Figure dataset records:
BEGIN

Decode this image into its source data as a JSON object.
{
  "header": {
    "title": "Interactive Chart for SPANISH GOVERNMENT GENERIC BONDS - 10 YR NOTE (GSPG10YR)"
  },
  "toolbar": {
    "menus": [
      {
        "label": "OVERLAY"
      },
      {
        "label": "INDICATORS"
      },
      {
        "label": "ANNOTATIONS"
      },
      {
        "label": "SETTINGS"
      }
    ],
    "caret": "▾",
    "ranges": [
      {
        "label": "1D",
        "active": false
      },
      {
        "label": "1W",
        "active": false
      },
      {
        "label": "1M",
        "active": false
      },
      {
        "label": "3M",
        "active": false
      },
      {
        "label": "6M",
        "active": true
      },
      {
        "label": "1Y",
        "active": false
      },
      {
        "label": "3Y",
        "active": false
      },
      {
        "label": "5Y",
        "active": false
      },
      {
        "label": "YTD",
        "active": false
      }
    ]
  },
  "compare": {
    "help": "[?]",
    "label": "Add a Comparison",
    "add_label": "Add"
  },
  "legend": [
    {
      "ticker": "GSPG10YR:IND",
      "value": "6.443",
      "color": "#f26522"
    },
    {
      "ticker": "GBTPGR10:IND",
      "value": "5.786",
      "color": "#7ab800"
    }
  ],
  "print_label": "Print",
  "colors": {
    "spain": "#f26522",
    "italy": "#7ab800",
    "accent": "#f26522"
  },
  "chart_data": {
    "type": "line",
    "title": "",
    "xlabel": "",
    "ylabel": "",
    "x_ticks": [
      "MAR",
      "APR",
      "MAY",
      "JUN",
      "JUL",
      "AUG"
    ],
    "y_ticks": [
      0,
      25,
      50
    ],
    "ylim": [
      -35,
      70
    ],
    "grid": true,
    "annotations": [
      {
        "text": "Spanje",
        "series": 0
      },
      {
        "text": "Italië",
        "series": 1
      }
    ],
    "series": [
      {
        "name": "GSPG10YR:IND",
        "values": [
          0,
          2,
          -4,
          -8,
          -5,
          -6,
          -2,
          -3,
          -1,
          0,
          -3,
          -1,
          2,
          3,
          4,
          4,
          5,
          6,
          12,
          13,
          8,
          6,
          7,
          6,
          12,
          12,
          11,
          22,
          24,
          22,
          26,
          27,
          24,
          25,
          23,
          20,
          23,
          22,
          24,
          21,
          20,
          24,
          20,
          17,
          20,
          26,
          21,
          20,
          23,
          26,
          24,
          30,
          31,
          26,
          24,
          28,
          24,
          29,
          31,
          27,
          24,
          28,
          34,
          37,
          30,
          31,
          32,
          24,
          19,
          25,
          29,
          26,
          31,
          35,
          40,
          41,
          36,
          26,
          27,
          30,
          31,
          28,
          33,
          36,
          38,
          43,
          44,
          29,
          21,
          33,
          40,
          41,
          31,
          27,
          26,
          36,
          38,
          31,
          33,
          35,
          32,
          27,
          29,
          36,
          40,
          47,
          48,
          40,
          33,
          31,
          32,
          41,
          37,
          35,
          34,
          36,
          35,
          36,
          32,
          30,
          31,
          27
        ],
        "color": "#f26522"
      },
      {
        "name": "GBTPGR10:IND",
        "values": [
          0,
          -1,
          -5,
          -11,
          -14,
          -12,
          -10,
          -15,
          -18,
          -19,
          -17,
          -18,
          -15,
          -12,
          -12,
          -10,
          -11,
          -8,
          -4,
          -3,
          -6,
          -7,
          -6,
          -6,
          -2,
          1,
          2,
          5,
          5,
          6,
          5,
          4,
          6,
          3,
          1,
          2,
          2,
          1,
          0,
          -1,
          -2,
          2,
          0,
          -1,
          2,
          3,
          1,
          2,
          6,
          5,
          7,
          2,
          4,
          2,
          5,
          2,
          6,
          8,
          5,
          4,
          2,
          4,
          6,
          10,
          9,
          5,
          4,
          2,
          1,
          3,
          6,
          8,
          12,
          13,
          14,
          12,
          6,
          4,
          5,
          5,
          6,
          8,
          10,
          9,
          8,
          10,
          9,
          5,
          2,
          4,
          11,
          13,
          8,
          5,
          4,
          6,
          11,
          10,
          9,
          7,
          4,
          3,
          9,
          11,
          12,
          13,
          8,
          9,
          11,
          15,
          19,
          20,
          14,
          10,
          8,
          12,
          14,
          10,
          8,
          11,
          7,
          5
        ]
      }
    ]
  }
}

END

__YOUR INSTRUCTIONS__
Take the listing above and set it down exactly.

__WRITTEN ANSWER__
Decode this image into its source data as a JSON object.
{
  "header": {
    "title": "Interactive Chart for SPANISH GOVERNMENT GENERIC BONDS - 10 YR NOTE (GSPG10YR)"
  },
  "toolbar": {
    "menus": [
      {
        "label": "OVERLAY"
      },
      {
        "label": "INDICATORS"
      },
      {
        "label": "ANNOTATIONS"
      },
      {
        "label": "SETTINGS"
      }
    ],
    "caret": "▾",
    "ranges": [
      {
        "label": "1D",
        "active": false
      },
      {
        "label": "1W",
        "active": false
      },
      {
        "label": "1M",
        "active": false
      },
      {
        "label": "3M",
        "active": false
      },
      {
        "label": "6M",
        "active": true
      },
      {
        "label": "1Y",
        "active": false
      },
      {
        "label": "3Y",
        "active": false
      },
      {
        "label": "5Y",
        "active": false
      },
      {
        "label": "YTD",
        "active": false
      }
    ]
  },
  "compare": {
    "help": "[?]",
    "label": "Add a Comparison",
    "add_label": "Add"
  },
  "legend": [
    {
      "ticker": "GSPG10YR:IND",
      "value": "6.443",
      "color": "#f26522"
    },
    {
      "ticker": "GBTPGR10:IND",
      "value": "5.786",
      "color": "#7ab800"
    }
  ],
  "print_label": "Print",
  "colors": {
    "spain": "#f26522",
    "italy": "#7ab800",
    "accent": "#f26522"
  },
  "chart_data": {
    "type": "line",
    "title": "",
    "xlabel": "",
    "ylabel": "",
    "x_ticks": [
      "MAR",
      "APR",
      "MAY",
      "JUN",
      "JUL",
      "AUG"
    ],
    "y_ticks": [
      0,
      25,
      50
    ],
    "ylim": [
      -35,
      70
    ],
    "grid": true,
    "annotations": [
      {
        "text": "Spanje",
        "series": 0
      },
      {
        "text": "Italië",
        "series": 1
      }
    ],
    "series": [
      {
        "name": "GSPG10YR:IND",
        "values": [
          0,
          2,
          -4,
          -8,
          -5,
          -6,
          -2,
          -3,
          -1,
          0,
          -3,
          -1,
          2,
          3,
          4,
          4,
          5,
          6,
          12,
          13,
          8,
          6,
          7,
          6,
          12,
          12,
          11,
          22,
          24,
          22,
          26,
          27,
          24,
          25,
          23,
          20,
          23,
          22,
          24,
          21,
          20,
          24,
          20,
          17,
          20,
          26,
          21,
          20,
          23,
          26,
          24,
          30,
          31,
          26,
          24,
          28,
          24,
          29,
          31,
          27,
          24,
          28,
          34,
          37,
          30,
          31,
          32,
          24,
          19,
          25,
          29,
          26,
          31,
          35,
          40,
          41,
          36,
          26,
          27,
          30,
          31,
          28,
          33,
          36,
          38,
          43,
          44,
          29,
          21,
          33,
          40,
          41,
          31,
          27,
          26,
          36,
          38,
          31,
          33,
          35,
          32,
          27,
          29,
          36,
          40,
          47,
          48,
          40,
          33,
          31,
          32,
          41,
          37,
          35,
          34,
          36,
          35,
          36,
          32,
          30,
          31,
          27
        ],
        "color": "#f26522"
      },
      {
        "name": "GBTPGR10:IND",
        "values": [
          0,
          -1,
          -5,
          -11,
          -14,
          -12,
          -10,
          -15,
          -18,
          -19,
          -17,
          -18,
          -15,
          -12,
          -12,
          -10,
          -11,
          -8,
          -4,
          -3,
          -6,
          -7,
          -6,
          -6,
          -2,
          1,
          2,
          5,
          5,
          6,
          5,
          4,
          6,
          3,
          1,
          2,
          2,
          1,
          0,
          -1,
          -2,
          2,
          0,
          -1,
          2,
          3,
          1,
          2,
          6,
          5,
          7,
          2,
          4,
          2,
          5,
          2,
          6,
          8,
          5,
          4,
          2,
          4,
          6,
          10,
          9,
          5,
          4,
          2,
          1,
          3,
          6,
          8,
          12,
          13,
          14,
          12,
          6,
          4,
          5,
          5,
          6,
          8,
          10,
          9,
          8,
          10,
          9,
          5,
          2,
          4,
          11,
          13,
          8,
          5,
          4,
          6,
          11,
          10,
          9,
          7,
          4,
          3,
          9,
          11,
          12,
          13,
          8,
          9,
          11,
          15,
          19,
          20,
          14,
          10,
          8,
          12,
          14,
          10,
          8,
          11,
          7,
          5
        ]
      }
    ]
  }
}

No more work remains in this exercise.